Listed records
───
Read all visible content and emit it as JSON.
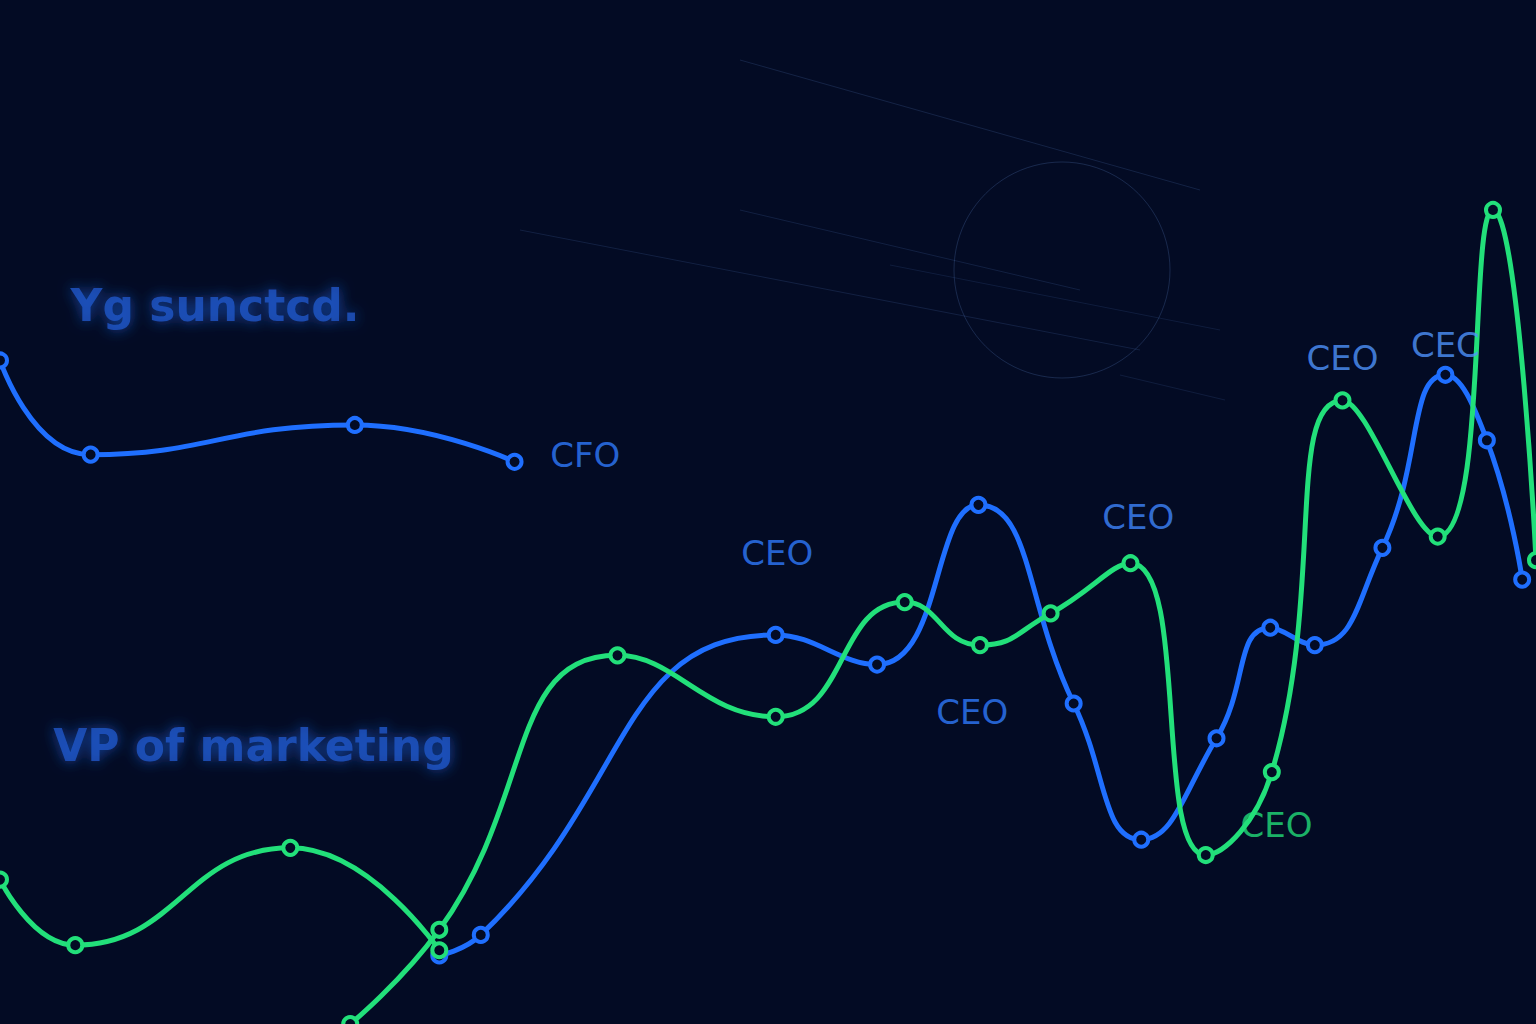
{
  "chart_data": {
    "type": "line",
    "xlim": [
      0,
      100
    ],
    "ylim": [
      0,
      100
    ],
    "grid": false,
    "tick_labels": false,
    "marker": "circle",
    "series": [
      {
        "color": "#1f6fff",
        "x": [
          0,
          5.9,
          23.1,
          33.5
        ],
        "values": [
          64.8,
          55.6,
          58.5,
          54.9
        ]
      },
      {
        "color": "#1f6fff",
        "x": [
          28.6,
          31.3,
          50.5,
          57.1,
          63.7,
          69.9,
          74.3,
          79.2,
          82.7,
          85.6,
          90.0,
          94.1,
          96.8,
          99.1
        ],
        "values": [
          6.7,
          8.7,
          38.0,
          35.1,
          50.7,
          31.3,
          18.0,
          27.9,
          38.7,
          37.0,
          46.5,
          63.4,
          57.0,
          43.4
        ]
      },
      {
        "color": "#22e07a",
        "x": [
          0,
          4.9,
          18.9,
          28.6
        ],
        "values": [
          14.1,
          7.7,
          17.2,
          7.2
        ]
      },
      {
        "color": "#22e07a",
        "x": [
          22.8,
          28.6,
          40.2,
          50.5,
          58.9,
          63.8,
          68.4,
          73.6,
          78.5,
          82.8,
          87.4,
          93.6,
          97.2,
          100
        ],
        "values": [
          0,
          9.2,
          36.0,
          30.0,
          41.2,
          37.0,
          40.1,
          45.0,
          16.5,
          24.6,
          60.9,
          47.6,
          79.5,
          45.3
        ]
      }
    ],
    "annotations": [
      {
        "text": "CFO",
        "x": 38.1,
        "y": 55.6,
        "color": "#2f7bff"
      },
      {
        "text": "CEO",
        "x": 50.6,
        "y": 46.0,
        "color": "#2f7bff"
      },
      {
        "text": "CEO",
        "x": 63.3,
        "y": 30.5,
        "color": "#2f7bff"
      },
      {
        "text": "CEO",
        "x": 74.1,
        "y": 49.5,
        "color": "#3f86ff"
      },
      {
        "text": "CEO",
        "x": 87.4,
        "y": 65.0,
        "color": "#4f95ff"
      },
      {
        "text": "CEC",
        "x": 94.1,
        "y": 66.3,
        "color": "#4f95ff"
      },
      {
        "text": "CEO",
        "x": 83.1,
        "y": 19.4,
        "color": "#22e07a"
      }
    ],
    "captions": [
      {
        "text": "Yg sunctcd.",
        "x": 14.0,
        "y": 70.2,
        "color": "#1e56c8"
      },
      {
        "text": "VP of marketing",
        "x": 16.5,
        "y": 27.2,
        "color": "#1e56c8"
      }
    ]
  }
}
───
Work to do
Transcribe each entry precisely as given, leaving the pictures out.

Result of the exercise
Read all visible content and emit it as JSON.
{
  "chart_data": {
    "type": "line",
    "xlim": [
      0,
      100
    ],
    "ylim": [
      0,
      100
    ],
    "grid": false,
    "tick_labels": false,
    "marker": "circle",
    "series": [
      {
        "color": "#1f6fff",
        "x": [
          0,
          5.9,
          23.1,
          33.5
        ],
        "values": [
          64.8,
          55.6,
          58.5,
          54.9
        ]
      },
      {
        "color": "#1f6fff",
        "x": [
          28.6,
          31.3,
          50.5,
          57.1,
          63.7,
          69.9,
          74.3,
          79.2,
          82.7,
          85.6,
          90.0,
          94.1,
          96.8,
          99.1
        ],
        "values": [
          6.7,
          8.7,
          38.0,
          35.1,
          50.7,
          31.3,
          18.0,
          27.9,
          38.7,
          37.0,
          46.5,
          63.4,
          57.0,
          43.4
        ]
      },
      {
        "color": "#22e07a",
        "x": [
          0,
          4.9,
          18.9,
          28.6
        ],
        "values": [
          14.1,
          7.7,
          17.2,
          7.2
        ]
      },
      {
        "color": "#22e07a",
        "x": [
          22.8,
          28.6,
          40.2,
          50.5,
          58.9,
          63.8,
          68.4,
          73.6,
          78.5,
          82.8,
          87.4,
          93.6,
          97.2,
          100
        ],
        "values": [
          0,
          9.2,
          36.0,
          30.0,
          41.2,
          37.0,
          40.1,
          45.0,
          16.5,
          24.6,
          60.9,
          47.6,
          79.5,
          45.3
        ]
      }
    ],
    "annotations": [
      {
        "text": "CFO",
        "x": 38.1,
        "y": 55.6,
        "color": "#2f7bff"
      },
      {
        "text": "CEO",
        "x": 50.6,
        "y": 46.0,
        "color": "#2f7bff"
      },
      {
        "text": "CEO",
        "x": 63.3,
        "y": 30.5,
        "color": "#2f7bff"
      },
      {
        "text": "CEO",
        "x": 74.1,
        "y": 49.5,
        "color": "#3f86ff"
      },
      {
        "text": "CEO",
        "x": 87.4,
        "y": 65.0,
        "color": "#4f95ff"
      },
      {
        "text": "CEC",
        "x": 94.1,
        "y": 66.3,
        "color": "#4f95ff"
      },
      {
        "text": "CEO",
        "x": 83.1,
        "y": 19.4,
        "color": "#22e07a"
      }
    ],
    "captions": [
      {
        "text": "Yg sunctcd.",
        "x": 14.0,
        "y": 70.2,
        "color": "#1e56c8"
      },
      {
        "text": "VP of marketing",
        "x": 16.5,
        "y": 27.2,
        "color": "#1e56c8"
      }
    ]
  }
}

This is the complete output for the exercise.